* **Your objective**:
Transcribe the material verbatim in full; the pictures do not belong in the copy.

* **Data for this task**:
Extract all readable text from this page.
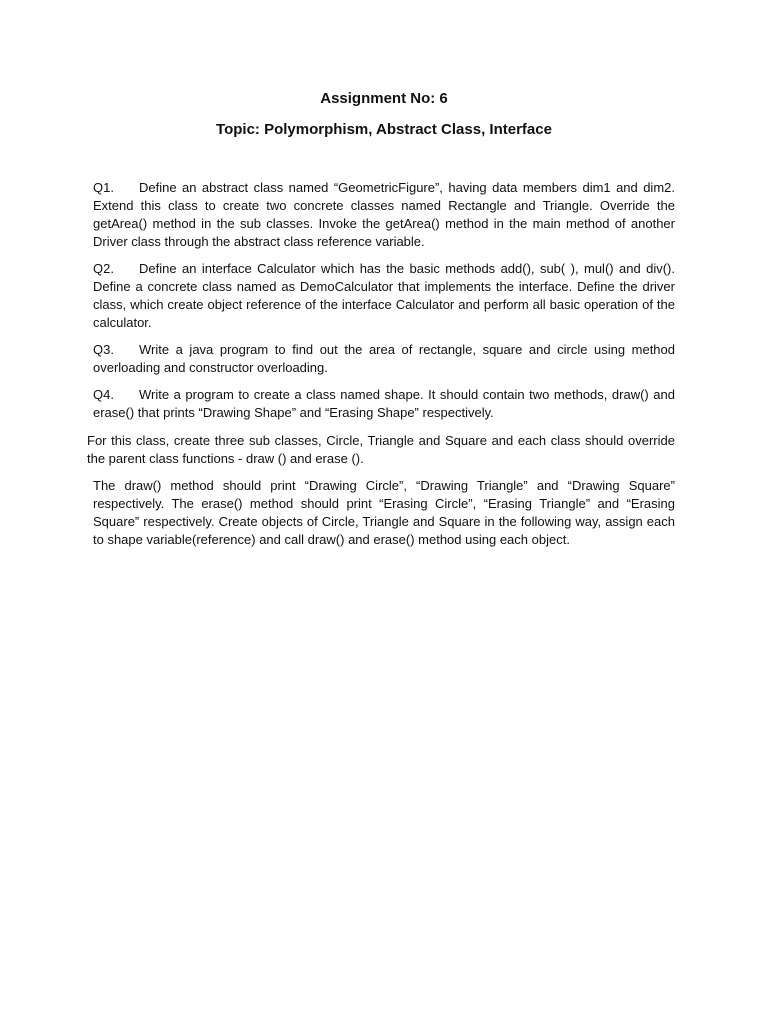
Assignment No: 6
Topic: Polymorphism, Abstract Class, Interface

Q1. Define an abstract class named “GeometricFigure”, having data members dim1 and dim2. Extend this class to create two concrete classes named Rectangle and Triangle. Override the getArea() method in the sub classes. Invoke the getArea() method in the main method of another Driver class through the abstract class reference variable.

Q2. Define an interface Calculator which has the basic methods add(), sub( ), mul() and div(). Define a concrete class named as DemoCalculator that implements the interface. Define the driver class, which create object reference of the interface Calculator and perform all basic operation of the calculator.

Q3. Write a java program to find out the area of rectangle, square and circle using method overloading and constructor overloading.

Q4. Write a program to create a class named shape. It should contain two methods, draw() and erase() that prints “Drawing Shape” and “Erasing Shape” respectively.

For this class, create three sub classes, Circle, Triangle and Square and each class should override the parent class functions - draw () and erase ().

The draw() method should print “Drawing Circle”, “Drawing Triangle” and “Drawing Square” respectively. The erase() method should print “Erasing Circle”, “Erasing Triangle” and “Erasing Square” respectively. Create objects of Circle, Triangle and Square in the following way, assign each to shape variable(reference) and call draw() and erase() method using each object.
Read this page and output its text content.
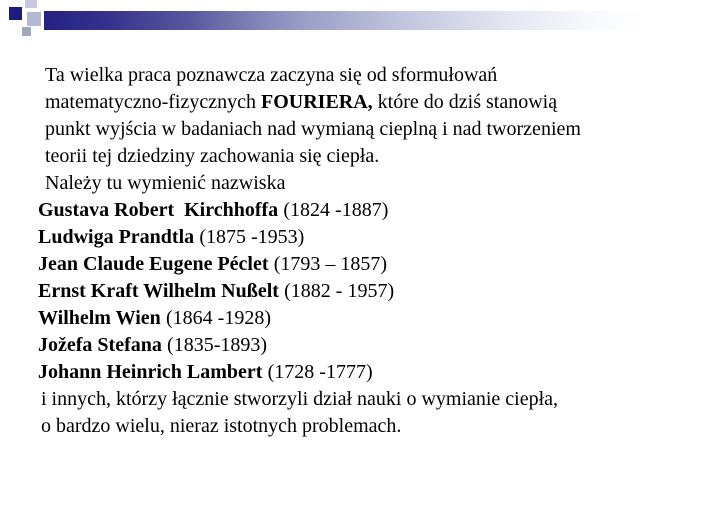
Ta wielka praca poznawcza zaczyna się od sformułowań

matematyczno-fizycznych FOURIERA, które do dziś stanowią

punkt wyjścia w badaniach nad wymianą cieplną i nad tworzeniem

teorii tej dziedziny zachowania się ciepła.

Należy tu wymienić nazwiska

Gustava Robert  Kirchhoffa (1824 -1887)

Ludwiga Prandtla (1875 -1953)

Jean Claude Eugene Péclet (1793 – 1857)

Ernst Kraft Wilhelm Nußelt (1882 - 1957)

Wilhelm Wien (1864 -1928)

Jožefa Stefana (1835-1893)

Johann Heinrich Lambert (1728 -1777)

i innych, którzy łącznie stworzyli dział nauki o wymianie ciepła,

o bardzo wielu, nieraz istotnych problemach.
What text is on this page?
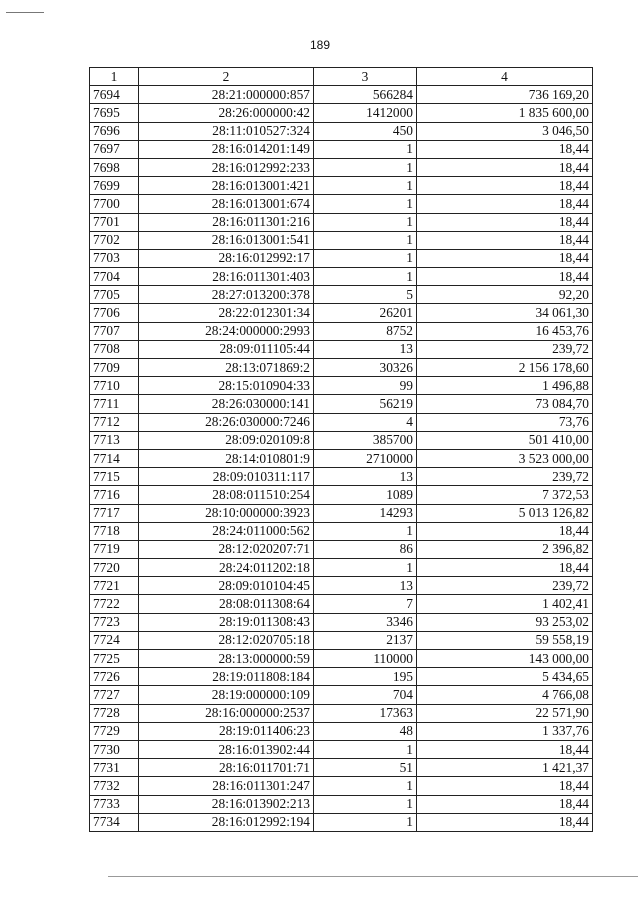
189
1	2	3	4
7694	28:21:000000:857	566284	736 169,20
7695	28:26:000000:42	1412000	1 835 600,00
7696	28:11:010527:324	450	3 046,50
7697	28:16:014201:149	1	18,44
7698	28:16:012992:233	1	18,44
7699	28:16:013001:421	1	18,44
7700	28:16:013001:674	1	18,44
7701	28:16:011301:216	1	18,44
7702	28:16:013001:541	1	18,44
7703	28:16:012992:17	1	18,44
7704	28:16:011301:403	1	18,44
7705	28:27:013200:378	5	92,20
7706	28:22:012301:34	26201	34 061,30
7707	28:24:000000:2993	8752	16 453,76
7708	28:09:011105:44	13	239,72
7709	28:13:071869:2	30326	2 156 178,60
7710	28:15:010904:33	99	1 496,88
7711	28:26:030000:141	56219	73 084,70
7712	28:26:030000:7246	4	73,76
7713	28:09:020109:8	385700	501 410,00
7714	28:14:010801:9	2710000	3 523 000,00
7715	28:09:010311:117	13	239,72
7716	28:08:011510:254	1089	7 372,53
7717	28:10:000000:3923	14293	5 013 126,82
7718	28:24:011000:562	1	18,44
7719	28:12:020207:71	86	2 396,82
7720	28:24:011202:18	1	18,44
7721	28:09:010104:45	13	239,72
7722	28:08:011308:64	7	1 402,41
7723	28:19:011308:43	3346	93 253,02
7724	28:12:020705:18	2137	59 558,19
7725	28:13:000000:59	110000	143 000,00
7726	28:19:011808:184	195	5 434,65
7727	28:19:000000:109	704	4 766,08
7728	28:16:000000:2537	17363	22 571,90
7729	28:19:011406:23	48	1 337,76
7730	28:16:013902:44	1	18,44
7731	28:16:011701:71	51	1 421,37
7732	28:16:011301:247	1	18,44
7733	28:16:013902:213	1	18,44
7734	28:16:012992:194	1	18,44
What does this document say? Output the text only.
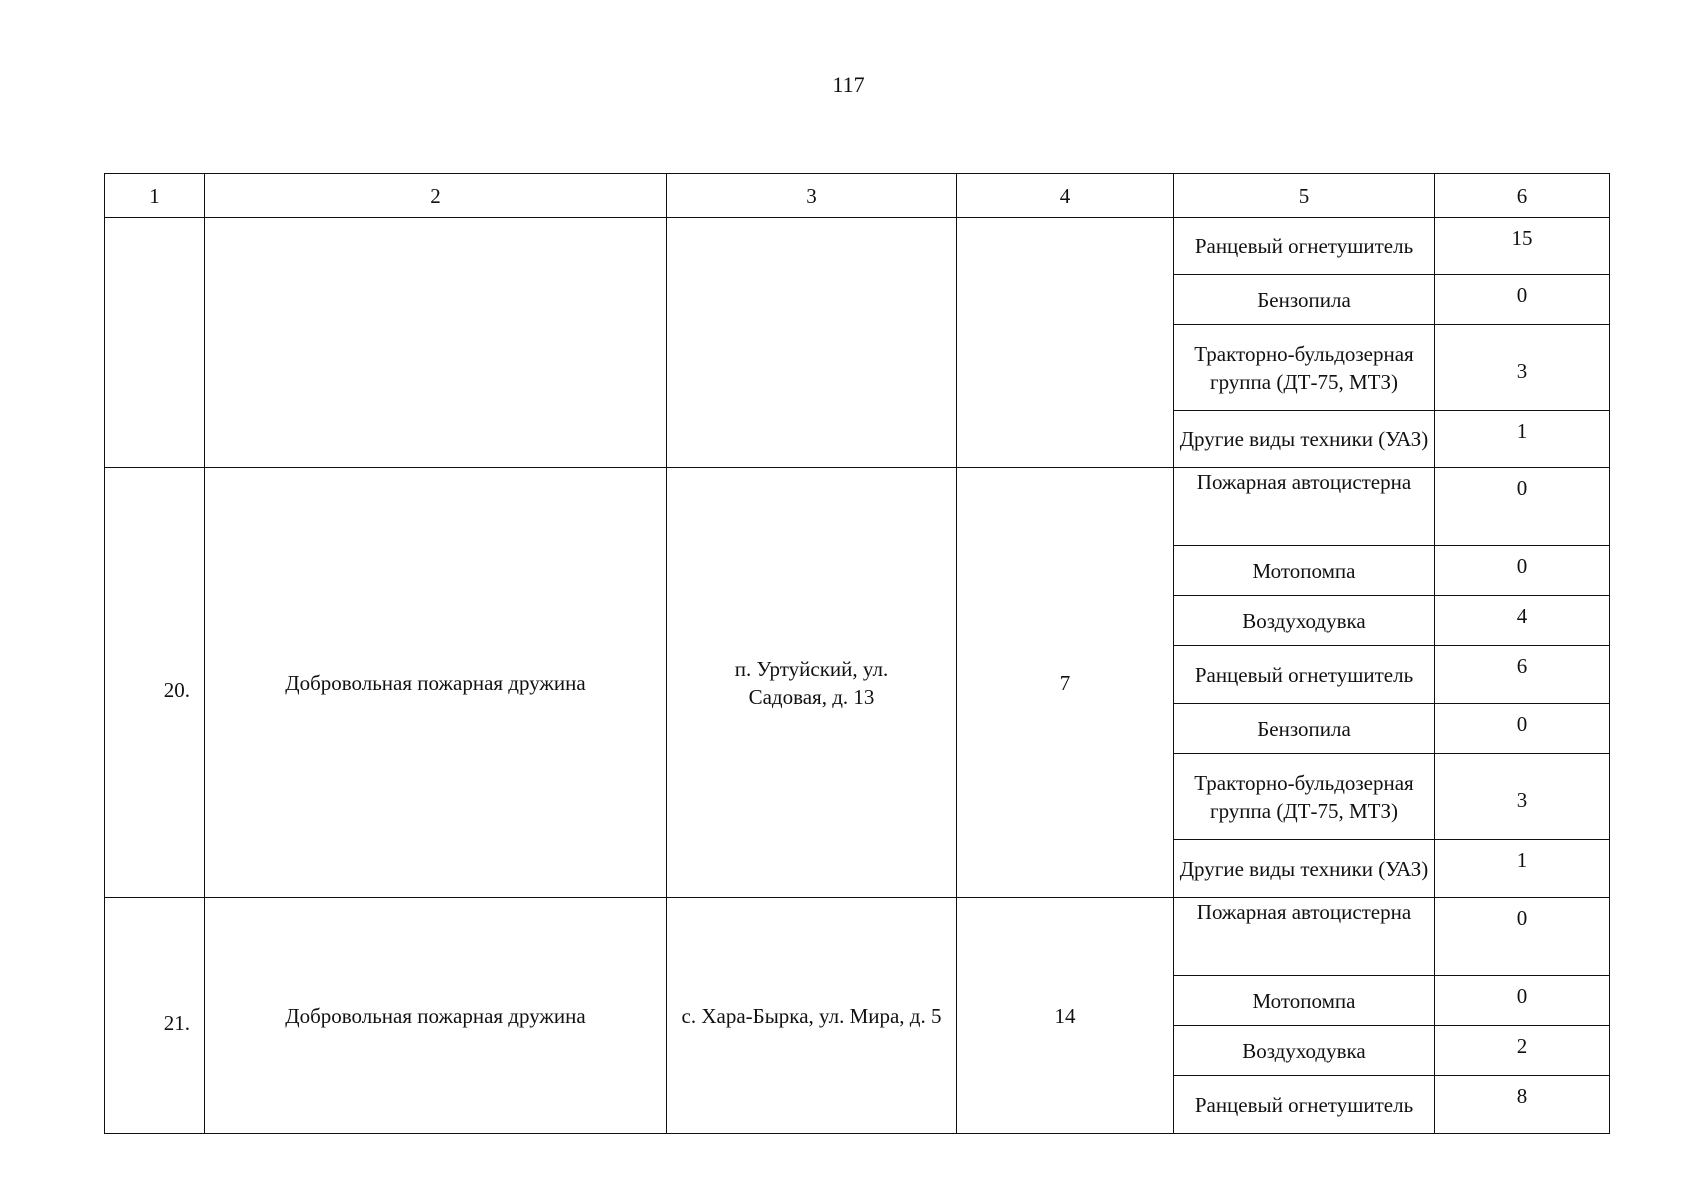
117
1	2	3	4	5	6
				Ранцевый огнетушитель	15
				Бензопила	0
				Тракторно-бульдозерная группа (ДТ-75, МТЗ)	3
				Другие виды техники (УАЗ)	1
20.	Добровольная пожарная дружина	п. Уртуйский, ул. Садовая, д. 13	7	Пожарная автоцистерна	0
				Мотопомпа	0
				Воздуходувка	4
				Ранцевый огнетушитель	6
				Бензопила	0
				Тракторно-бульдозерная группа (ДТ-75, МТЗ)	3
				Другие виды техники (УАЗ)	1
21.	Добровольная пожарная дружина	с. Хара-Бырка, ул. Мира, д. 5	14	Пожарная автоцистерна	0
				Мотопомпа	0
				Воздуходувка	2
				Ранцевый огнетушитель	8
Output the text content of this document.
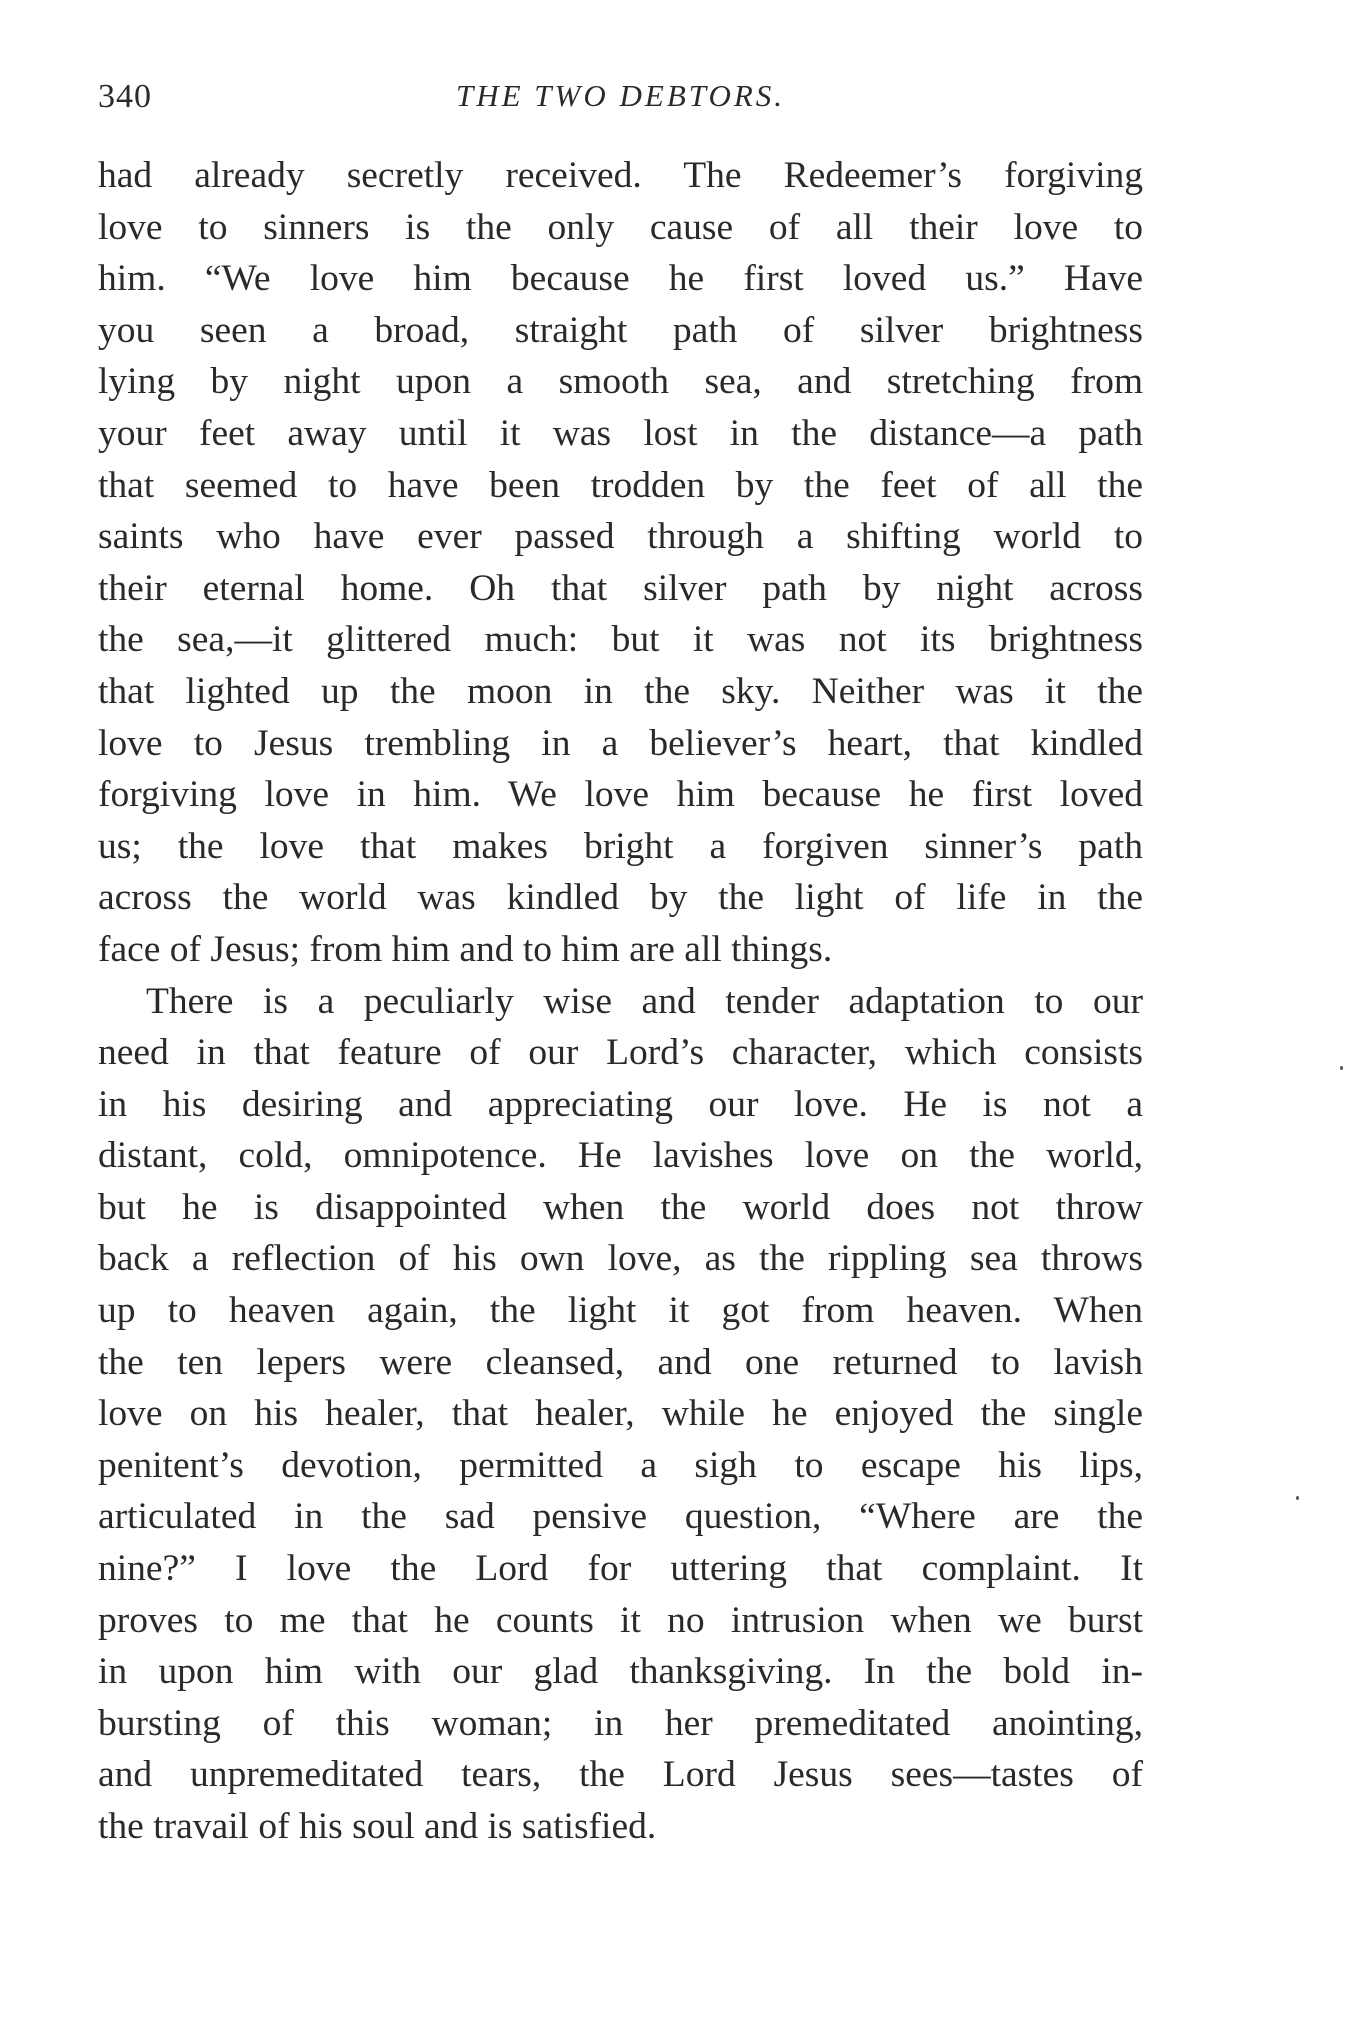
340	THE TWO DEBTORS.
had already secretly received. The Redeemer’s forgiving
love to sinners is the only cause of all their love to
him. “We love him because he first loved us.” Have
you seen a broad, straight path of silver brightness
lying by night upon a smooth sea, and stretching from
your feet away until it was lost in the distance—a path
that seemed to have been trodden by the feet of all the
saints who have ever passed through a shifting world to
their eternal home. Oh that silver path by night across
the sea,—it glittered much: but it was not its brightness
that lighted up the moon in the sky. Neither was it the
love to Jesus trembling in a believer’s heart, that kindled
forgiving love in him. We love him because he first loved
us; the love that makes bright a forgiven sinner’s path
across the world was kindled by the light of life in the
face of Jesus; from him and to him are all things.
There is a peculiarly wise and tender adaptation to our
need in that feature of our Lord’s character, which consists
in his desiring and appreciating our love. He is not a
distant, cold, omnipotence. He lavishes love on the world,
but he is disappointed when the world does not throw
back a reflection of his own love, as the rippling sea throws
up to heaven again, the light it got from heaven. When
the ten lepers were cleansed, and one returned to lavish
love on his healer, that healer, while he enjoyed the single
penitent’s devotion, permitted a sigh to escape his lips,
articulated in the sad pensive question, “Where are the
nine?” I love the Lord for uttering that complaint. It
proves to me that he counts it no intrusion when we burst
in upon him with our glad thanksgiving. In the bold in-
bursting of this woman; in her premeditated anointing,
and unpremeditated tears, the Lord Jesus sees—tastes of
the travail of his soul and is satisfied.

* **Written answer**:
Extract all readable text from this page.
Assignment No: 6
Topic: Polymorphism, Abstract Class, Interface

Q1. Define an abstract class named “GeometricFigure”, having data members dim1 and dim2. Extend this class to create two concrete classes named Rectangle and Triangle. Override the getArea() method in the sub classes. Invoke the getArea() method in the main method of another Driver class through the abstract class reference variable.

Q2. Define an interface Calculator which has the basic methods add(), sub( ), mul() and div(). Define a concrete class named as DemoCalculator that implements the interface. Define the driver class, which create object reference of the interface Calculator and perform all basic operation of the calculator.

Q3. Write a java program to find out the area of rectangle, square and circle using method overloading and constructor overloading.

Q4. Write a program to create a class named shape. It should contain two methods, draw() and erase() that prints “Drawing Shape” and “Erasing Shape” respectively.

For this class, create three sub classes, Circle, Triangle and Square and each class should override the parent class functions - draw () and erase ().

The draw() method should print “Drawing Circle”, “Drawing Triangle” and “Drawing Square” respectively. The erase() method should print “Erasing Circle”, “Erasing Triangle” and “Erasing Square” respectively. Create objects of Circle, Triangle and Square in the following way, assign each to shape variable(reference) and call draw() and erase() method using each object.
Read this page and output its text content.
Ta wielka praca poznawcza zaczyna się od sformułowań

matematyczno-fizycznych FOURIERA, które do dziś stanowią

punkt wyjścia w badaniach nad wymianą cieplną i nad tworzeniem

teorii tej dziedziny zachowania się ciepła.

Należy tu wymienić nazwiska

Gustava Robert  Kirchhoffa (1824 -1887)

Ludwiga Prandtla (1875 -1953)

Jean Claude Eugene Péclet (1793 – 1857)

Ernst Kraft Wilhelm Nußelt (1882 - 1957)

Wilhelm Wien (1864 -1928)

Jožefa Stefana (1835-1893)

Johann Heinrich Lambert (1728 -1777)

i innych, którzy łącznie stworzyli dział nauki o wymianie ciepła,

o bardzo wielu, nieraz istotnych problemach.
What text is on this page?
189
1	2	3	4
7694	28:21:000000:857	566284	736 169,20
7695	28:26:000000:42	1412000	1 835 600,00
7696	28:11:010527:324	450	3 046,50
7697	28:16:014201:149	1	18,44
7698	28:16:012992:233	1	18,44
7699	28:16:013001:421	1	18,44
7700	28:16:013001:674	1	18,44
7701	28:16:011301:216	1	18,44
7702	28:16:013001:541	1	18,44
7703	28:16:012992:17	1	18,44
7704	28:16:011301:403	1	18,44
7705	28:27:013200:378	5	92,20
7706	28:22:012301:34	26201	34 061,30
7707	28:24:000000:2993	8752	16 453,76
7708	28:09:011105:44	13	239,72
7709	28:13:071869:2	30326	2 156 178,60
7710	28:15:010904:33	99	1 496,88
7711	28:26:030000:141	56219	73 084,70
7712	28:26:030000:7246	4	73,76
7713	28:09:020109:8	385700	501 410,00
7714	28:14:010801:9	2710000	3 523 000,00
7715	28:09:010311:117	13	239,72
7716	28:08:011510:254	1089	7 372,53
7717	28:10:000000:3923	14293	5 013 126,82
7718	28:24:011000:562	1	18,44
7719	28:12:020207:71	86	2 396,82
7720	28:24:011202:18	1	18,44
7721	28:09:010104:45	13	239,72
7722	28:08:011308:64	7	1 402,41
7723	28:19:011308:43	3346	93 253,02
7724	28:12:020705:18	2137	59 558,19
7725	28:13:000000:59	110000	143 000,00
7726	28:19:011808:184	195	5 434,65
7727	28:19:000000:109	704	4 766,08
7728	28:16:000000:2537	17363	22 571,90
7729	28:19:011406:23	48	1 337,76
7730	28:16:013902:44	1	18,44
7731	28:16:011701:71	51	1 421,37
7732	28:16:011301:247	1	18,44
7733	28:16:013902:213	1	18,44
7734	28:16:012992:194	1	18,44
What does this document say? Output the text only.
117
1	2	3	4	5	6
				Ранцевый огнетушитель	15
				Бензопила	0
				Тракторно-бульдозерная группа (ДТ-75, МТЗ)	3
				Другие виды техники (УАЗ)	1
20.	Добровольная пожарная дружина	п. Уртуйский, ул. Садовая, д. 13	7	Пожарная автоцистерна	0
				Мотопомпа	0
				Воздуходувка	4
				Ранцевый огнетушитель	6
				Бензопила	0
				Тракторно-бульдозерная группа (ДТ-75, МТЗ)	3
				Другие виды техники (УАЗ)	1
21.	Добровольная пожарная дружина	с. Хара-Бырка, ул. Мира, д. 5	14	Пожарная автоцистерна	0
				Мотопомпа	0
				Воздуходувка	2
				Ранцевый огнетушитель	8
Output the text content of this document.
340	THE TWO DEBTORS.
had already secretly received. The Redeemer’s forgiving
love to sinners is the only cause of all their love to
him. “We love him because he first loved us.” Have
you seen a broad, straight path of silver brightness
lying by night upon a smooth sea, and stretching from
your feet away until it was lost in the distance—a path
that seemed to have been trodden by the feet of all the
saints who have ever passed through a shifting world to
their eternal home. Oh that silver path by night across
the sea,—it glittered much: but it was not its brightness
that lighted up the moon in the sky. Neither was it the
love to Jesus trembling in a believer’s heart, that kindled
forgiving love in him. We love him because he first loved
us; the love that makes bright a forgiven sinner’s path
across the world was kindled by the light of life in the
face of Jesus; from him and to him are all things.
There is a peculiarly wise and tender adaptation to our
need in that feature of our Lord’s character, which consists
in his desiring and appreciating our love. He is not a
distant, cold, omnipotence. He lavishes love on the world,
but he is disappointed when the world does not throw
back a reflection of his own love, as the rippling sea throws
up to heaven again, the light it got from heaven. When
the ten lepers were cleansed, and one returned to lavish
love on his healer, that healer, while he enjoyed the single
penitent’s devotion, permitted a sigh to escape his lips,
articulated in the sad pensive question, “Where are the
nine?” I love the Lord for uttering that complaint. It
proves to me that he counts it no intrusion when we burst
in upon him with our glad thanksgiving. In the bold in-
bursting of this woman; in her premeditated anointing,
and unpremeditated tears, the Lord Jesus sees—tastes of
the travail of his soul and is satisfied.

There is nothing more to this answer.